= EXERCISE AIM =
Lay out the lines from the start of the listing through the line with "view-dropdown[interactable]: 議事録一覧（自動採番） (14, 61, 260, 98)" as a numbered list, omitting blank lines. Include nothing beyond those lines.

Start of EXTRACTED ENTRIES

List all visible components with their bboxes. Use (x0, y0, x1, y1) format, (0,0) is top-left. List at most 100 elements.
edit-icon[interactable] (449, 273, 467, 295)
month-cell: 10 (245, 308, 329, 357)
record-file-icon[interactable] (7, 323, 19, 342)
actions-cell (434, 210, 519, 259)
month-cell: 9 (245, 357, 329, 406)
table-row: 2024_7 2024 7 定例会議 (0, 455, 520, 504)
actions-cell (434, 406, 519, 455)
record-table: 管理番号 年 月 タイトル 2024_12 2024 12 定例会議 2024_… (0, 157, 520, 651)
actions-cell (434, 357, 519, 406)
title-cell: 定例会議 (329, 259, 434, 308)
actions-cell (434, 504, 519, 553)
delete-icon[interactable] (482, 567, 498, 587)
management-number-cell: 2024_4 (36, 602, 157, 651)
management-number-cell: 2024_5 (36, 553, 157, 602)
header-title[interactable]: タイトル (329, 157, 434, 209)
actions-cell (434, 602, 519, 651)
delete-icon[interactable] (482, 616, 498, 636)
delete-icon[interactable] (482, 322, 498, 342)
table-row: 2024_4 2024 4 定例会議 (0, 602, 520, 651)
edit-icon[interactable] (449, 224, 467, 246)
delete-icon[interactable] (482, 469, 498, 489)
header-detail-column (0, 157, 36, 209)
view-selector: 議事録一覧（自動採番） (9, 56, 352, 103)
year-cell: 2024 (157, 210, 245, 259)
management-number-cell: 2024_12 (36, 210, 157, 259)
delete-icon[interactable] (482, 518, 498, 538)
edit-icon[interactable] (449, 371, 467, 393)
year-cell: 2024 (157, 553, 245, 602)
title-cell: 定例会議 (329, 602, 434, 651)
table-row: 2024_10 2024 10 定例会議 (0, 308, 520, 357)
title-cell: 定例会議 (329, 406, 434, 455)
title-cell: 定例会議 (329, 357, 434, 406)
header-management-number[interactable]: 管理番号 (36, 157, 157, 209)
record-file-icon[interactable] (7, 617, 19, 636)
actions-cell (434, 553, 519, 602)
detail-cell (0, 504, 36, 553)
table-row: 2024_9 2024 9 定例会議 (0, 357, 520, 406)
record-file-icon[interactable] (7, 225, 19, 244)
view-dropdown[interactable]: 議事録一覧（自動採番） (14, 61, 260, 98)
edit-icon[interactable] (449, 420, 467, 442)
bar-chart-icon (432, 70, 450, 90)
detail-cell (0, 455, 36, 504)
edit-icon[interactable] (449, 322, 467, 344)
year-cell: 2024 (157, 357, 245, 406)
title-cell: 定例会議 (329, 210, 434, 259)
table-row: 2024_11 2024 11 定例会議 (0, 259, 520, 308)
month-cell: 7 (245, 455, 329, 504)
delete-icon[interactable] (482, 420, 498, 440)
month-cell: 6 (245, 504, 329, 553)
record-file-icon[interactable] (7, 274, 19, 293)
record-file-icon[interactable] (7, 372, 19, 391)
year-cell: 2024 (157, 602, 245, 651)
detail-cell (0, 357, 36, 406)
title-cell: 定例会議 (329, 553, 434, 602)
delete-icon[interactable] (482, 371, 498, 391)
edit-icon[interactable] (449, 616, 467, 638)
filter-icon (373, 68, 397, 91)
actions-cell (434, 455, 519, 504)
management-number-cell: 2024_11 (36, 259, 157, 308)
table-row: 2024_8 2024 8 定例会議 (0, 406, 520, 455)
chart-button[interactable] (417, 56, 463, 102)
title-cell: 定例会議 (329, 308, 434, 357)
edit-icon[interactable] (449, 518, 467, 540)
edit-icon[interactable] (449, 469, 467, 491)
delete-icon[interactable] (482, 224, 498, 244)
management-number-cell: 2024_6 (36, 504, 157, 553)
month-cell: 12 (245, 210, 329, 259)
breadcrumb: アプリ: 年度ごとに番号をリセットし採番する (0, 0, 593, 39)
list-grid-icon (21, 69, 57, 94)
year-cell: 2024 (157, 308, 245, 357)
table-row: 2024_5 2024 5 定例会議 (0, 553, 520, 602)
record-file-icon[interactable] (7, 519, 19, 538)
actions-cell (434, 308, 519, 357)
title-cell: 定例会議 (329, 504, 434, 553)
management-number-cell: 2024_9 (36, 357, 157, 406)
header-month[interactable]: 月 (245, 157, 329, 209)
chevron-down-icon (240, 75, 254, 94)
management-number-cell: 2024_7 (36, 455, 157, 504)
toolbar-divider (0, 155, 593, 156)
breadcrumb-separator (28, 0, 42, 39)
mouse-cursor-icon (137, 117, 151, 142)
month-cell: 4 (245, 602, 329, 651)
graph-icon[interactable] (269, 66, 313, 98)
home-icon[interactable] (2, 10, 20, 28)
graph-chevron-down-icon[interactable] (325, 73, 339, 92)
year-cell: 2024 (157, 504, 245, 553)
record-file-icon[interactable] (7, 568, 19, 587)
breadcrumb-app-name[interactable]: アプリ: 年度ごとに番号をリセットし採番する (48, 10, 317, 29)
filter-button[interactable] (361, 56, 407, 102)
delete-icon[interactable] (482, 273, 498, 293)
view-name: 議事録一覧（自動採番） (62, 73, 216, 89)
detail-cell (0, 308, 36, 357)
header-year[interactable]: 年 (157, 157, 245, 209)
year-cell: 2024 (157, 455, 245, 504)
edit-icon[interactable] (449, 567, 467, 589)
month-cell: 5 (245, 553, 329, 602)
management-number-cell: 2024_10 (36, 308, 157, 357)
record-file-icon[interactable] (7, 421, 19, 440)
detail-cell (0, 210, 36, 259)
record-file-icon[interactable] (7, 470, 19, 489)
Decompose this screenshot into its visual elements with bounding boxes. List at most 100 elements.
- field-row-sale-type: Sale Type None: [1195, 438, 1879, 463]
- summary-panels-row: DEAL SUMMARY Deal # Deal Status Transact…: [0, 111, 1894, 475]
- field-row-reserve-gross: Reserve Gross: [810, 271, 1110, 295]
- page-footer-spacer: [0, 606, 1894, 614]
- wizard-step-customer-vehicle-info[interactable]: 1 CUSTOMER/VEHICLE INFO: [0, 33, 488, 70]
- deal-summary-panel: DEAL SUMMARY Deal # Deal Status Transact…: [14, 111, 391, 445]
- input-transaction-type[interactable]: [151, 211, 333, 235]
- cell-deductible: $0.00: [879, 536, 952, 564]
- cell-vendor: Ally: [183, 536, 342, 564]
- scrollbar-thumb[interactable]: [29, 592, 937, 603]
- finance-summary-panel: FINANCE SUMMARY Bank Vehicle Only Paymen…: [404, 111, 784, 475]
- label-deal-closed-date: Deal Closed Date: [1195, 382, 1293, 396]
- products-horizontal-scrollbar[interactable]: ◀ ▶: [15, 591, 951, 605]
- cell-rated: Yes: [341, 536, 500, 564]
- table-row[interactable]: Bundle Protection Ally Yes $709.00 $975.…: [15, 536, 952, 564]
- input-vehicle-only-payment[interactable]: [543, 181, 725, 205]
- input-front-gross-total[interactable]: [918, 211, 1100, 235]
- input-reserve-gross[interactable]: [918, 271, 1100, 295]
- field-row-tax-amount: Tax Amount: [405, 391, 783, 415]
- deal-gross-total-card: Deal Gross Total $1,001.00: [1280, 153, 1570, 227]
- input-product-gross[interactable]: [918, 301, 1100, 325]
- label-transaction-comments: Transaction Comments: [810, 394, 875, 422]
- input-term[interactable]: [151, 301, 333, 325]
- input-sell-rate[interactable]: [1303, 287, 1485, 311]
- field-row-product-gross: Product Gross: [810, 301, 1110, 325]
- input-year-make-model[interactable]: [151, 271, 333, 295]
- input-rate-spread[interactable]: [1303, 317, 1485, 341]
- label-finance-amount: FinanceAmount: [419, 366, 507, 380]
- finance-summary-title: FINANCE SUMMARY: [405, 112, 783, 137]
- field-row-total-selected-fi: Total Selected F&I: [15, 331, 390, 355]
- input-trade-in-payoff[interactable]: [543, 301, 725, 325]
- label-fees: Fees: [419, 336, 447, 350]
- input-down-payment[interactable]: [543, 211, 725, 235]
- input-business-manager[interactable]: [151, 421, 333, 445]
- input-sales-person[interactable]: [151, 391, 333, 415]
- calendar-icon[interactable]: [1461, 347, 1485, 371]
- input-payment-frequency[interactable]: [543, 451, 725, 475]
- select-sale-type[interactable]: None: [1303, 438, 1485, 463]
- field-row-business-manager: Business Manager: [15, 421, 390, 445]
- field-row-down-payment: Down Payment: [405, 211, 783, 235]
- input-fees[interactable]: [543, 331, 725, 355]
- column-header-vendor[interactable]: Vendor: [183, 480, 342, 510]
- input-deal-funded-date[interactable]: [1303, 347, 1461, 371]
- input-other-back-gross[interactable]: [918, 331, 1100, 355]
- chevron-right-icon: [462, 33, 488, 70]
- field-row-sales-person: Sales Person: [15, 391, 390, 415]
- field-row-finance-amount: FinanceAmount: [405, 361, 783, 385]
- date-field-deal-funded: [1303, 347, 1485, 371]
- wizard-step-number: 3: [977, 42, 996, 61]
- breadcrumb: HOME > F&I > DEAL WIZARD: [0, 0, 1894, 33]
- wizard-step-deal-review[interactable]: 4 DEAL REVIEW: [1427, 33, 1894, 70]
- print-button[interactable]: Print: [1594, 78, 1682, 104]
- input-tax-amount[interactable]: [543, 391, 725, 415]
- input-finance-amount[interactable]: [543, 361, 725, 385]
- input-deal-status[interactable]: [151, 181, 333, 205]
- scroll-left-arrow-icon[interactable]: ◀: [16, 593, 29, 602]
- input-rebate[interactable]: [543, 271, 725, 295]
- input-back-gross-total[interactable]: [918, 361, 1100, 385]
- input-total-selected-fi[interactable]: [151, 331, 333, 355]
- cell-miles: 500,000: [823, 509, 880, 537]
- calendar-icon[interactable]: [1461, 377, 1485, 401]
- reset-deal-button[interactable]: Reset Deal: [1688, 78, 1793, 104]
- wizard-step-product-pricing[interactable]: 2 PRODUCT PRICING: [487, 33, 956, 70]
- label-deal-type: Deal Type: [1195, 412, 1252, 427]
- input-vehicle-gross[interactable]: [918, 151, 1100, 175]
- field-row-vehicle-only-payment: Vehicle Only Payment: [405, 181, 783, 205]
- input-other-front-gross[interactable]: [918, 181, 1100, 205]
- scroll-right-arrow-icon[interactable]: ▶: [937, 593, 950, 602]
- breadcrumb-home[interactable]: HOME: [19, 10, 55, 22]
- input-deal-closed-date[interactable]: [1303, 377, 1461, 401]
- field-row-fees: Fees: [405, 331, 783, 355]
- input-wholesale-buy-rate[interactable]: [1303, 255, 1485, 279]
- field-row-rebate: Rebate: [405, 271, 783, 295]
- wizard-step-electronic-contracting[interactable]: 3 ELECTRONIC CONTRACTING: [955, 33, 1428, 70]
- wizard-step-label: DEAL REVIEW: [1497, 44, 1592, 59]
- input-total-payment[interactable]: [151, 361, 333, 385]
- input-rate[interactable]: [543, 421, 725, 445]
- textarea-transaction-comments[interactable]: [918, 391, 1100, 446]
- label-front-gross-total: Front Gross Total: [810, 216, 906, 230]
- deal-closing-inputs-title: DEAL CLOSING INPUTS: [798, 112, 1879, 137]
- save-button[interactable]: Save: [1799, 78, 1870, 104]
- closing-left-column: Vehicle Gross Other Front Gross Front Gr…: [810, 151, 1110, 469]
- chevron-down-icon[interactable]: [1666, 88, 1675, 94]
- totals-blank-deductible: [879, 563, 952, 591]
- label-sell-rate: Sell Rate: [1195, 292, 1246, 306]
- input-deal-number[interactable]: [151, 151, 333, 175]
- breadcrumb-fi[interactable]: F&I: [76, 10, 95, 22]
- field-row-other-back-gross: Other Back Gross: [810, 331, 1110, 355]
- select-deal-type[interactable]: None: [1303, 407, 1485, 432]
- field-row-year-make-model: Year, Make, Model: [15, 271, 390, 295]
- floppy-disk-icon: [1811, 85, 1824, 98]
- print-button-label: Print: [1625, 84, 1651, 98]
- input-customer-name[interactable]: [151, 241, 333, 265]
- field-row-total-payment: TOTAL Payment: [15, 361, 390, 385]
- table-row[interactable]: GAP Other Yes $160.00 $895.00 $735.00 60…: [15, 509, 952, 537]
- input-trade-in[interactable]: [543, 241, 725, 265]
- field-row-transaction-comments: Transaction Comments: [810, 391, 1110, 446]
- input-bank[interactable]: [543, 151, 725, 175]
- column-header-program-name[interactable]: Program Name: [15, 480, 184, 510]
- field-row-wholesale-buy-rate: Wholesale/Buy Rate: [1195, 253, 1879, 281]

End of EXTRACTED ENTRIES

= THE REPLY =
1. List all visible components with their bboxes. Use (x0, y0, x1, y1) format, (0,0) is top-left. List at most 100 elements.
2. edit-icon[interactable] (449, 273, 467, 295)
3. month-cell: 10 (245, 308, 329, 357)
4. record-file-icon[interactable] (7, 323, 19, 342)
5. actions-cell (434, 210, 519, 259)
6. month-cell: 9 (245, 357, 329, 406)
7. table-row: 2024_7 2024 7 定例会議 (0, 455, 520, 504)
8. actions-cell (434, 406, 519, 455)
9. record-table: 管理番号 年 月 タイトル 2024_12 2024 12 定例会議 2024_… (0, 157, 520, 651)
10. actions-cell (434, 357, 519, 406)
11. title-cell: 定例会議 (329, 259, 434, 308)
12. actions-cell (434, 504, 519, 553)
13. delete-icon[interactable] (482, 567, 498, 587)
14. management-number-cell: 2024_4 (36, 602, 157, 651)
15. management-number-cell: 2024_5 (36, 553, 157, 602)
16. header-title[interactable]: タイトル (329, 157, 434, 209)
17. actions-cell (434, 602, 519, 651)
18. delete-icon[interactable] (482, 616, 498, 636)
19. delete-icon[interactable] (482, 322, 498, 342)
20. table-row: 2024_4 2024 4 定例会議 (0, 602, 520, 651)
21. edit-icon[interactable] (449, 224, 467, 246)
22. delete-icon[interactable] (482, 469, 498, 489)
23. header-detail-column (0, 157, 36, 209)
24. view-selector: 議事録一覧（自動採番） (9, 56, 352, 103)
25. year-cell: 2024 (157, 210, 245, 259)
26. management-number-cell: 2024_12 (36, 210, 157, 259)
27. delete-icon[interactable] (482, 518, 498, 538)
28. edit-icon[interactable] (449, 371, 467, 393)
29. year-cell: 2024 (157, 553, 245, 602)
30. title-cell: 定例会議 (329, 602, 434, 651)
31. table-row: 2024_10 2024 10 定例会議 (0, 308, 520, 357)
32. title-cell: 定例会議 (329, 406, 434, 455)
33. title-cell: 定例会議 (329, 357, 434, 406)
34. header-management-number[interactable]: 管理番号 (36, 157, 157, 209)
35. record-file-icon[interactable] (7, 617, 19, 636)
36. actions-cell (434, 553, 519, 602)
37. detail-cell (0, 504, 36, 553)
38. table-row: 2024_9 2024 9 定例会議 (0, 357, 520, 406)
39. record-file-icon[interactable] (7, 225, 19, 244)
40. view-dropdown[interactable]: 議事録一覧（自動採番） (14, 61, 260, 98)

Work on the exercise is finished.